● **Task description**:
Leave out the pictures and copy every record exactly.

● **Supplied records**:
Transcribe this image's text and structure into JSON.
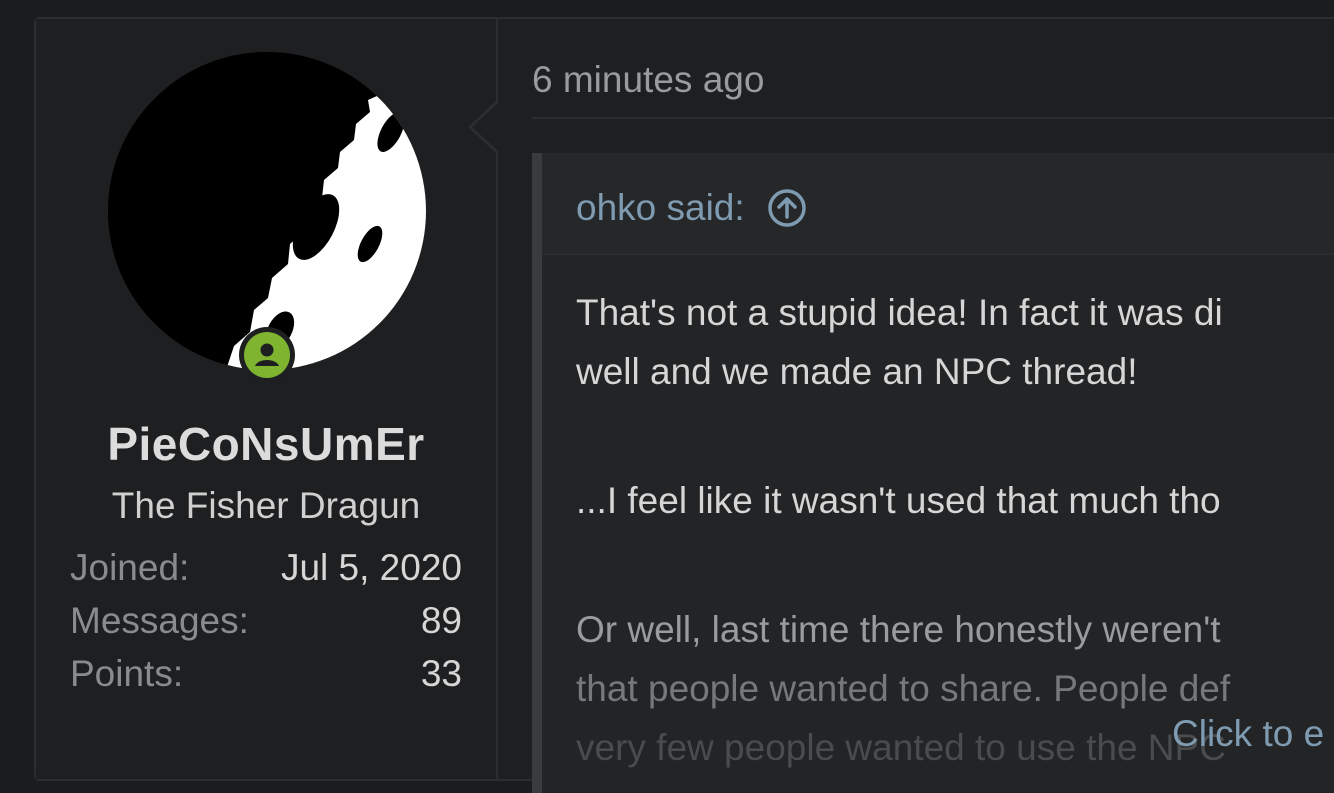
{
  "user": {
    "username": "PieCoNsUmEr",
    "title": "The Fisher Dragun",
    "stats": [
      {
        "label": "Joined:",
        "value": "Jul 5, 2020"
      },
      {
        "label": "Messages:",
        "value": "89"
      },
      {
        "label": "Points:",
        "value": "33"
      }
    ]
  },
  "post": {
    "timestamp": "6 minutes ago",
    "quote": {
      "author": "ohko said:",
      "lines": [
        "That's not a stupid idea! In fact it was di",
        "well and we made an NPC thread!",
        "...I feel like it wasn't used that much tho",
        "Or well, last time there honestly weren't",
        "that people wanted to share. People def",
        "very few people wanted to use the NPC"
      ],
      "expand_label": "Click to e"
    }
  },
  "colors": {
    "online": "#7fb431",
    "link": "#7e9bb1"
  },
  "icons": {
    "online": "user-circle-icon",
    "jump": "arrow-up-circle-icon"
  }
}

● **Solution for this exercise**:
Transcribe this image's text and structure into JSON.
{
  "user": {
    "username": "PieCoNsUmEr",
    "title": "The Fisher Dragun",
    "stats": [
      {
        "label": "Joined:",
        "value": "Jul 5, 2020"
      },
      {
        "label": "Messages:",
        "value": "89"
      },
      {
        "label": "Points:",
        "value": "33"
      }
    ]
  },
  "post": {
    "timestamp": "6 minutes ago",
    "quote": {
      "author": "ohko said:",
      "lines": [
        "That's not a stupid idea! In fact it was di",
        "well and we made an NPC thread!",
        "...I feel like it wasn't used that much tho",
        "Or well, last time there honestly weren't",
        "that people wanted to share. People def",
        "very few people wanted to use the NPC"
      ],
      "expand_label": "Click to e"
    }
  },
  "colors": {
    "online": "#7fb431",
    "link": "#7e9bb1"
  },
  "icons": {
    "online": "user-circle-icon",
    "jump": "arrow-up-circle-icon"
  }
}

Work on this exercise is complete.